:: Provided information ::
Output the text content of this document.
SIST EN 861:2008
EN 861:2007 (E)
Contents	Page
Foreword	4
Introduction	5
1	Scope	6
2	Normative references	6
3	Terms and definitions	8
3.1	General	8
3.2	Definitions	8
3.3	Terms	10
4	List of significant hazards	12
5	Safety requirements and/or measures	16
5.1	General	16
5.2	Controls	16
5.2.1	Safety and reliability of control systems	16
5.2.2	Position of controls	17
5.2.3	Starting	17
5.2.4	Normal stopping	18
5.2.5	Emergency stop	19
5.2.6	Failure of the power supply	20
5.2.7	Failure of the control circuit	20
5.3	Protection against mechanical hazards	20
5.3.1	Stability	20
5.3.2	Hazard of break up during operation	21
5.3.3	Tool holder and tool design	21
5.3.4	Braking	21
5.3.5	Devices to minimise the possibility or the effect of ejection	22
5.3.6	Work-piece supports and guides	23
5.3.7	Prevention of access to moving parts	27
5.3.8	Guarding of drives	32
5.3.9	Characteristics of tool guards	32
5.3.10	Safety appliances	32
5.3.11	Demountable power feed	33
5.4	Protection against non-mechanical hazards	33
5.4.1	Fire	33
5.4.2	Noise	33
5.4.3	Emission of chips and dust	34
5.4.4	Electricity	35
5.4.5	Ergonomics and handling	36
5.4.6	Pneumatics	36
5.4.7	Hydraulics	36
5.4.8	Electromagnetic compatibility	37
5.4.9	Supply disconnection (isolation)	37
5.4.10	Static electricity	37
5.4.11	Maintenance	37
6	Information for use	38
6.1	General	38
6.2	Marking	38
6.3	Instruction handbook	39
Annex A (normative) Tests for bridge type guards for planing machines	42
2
:::
» **Your objective**: Go through the entries above and pull out each line with "tool" in it.

» **Reply to the exercise**:
5.3.3	Tool holder and tool design	21
5.3.9	Characteristics of tool guards	32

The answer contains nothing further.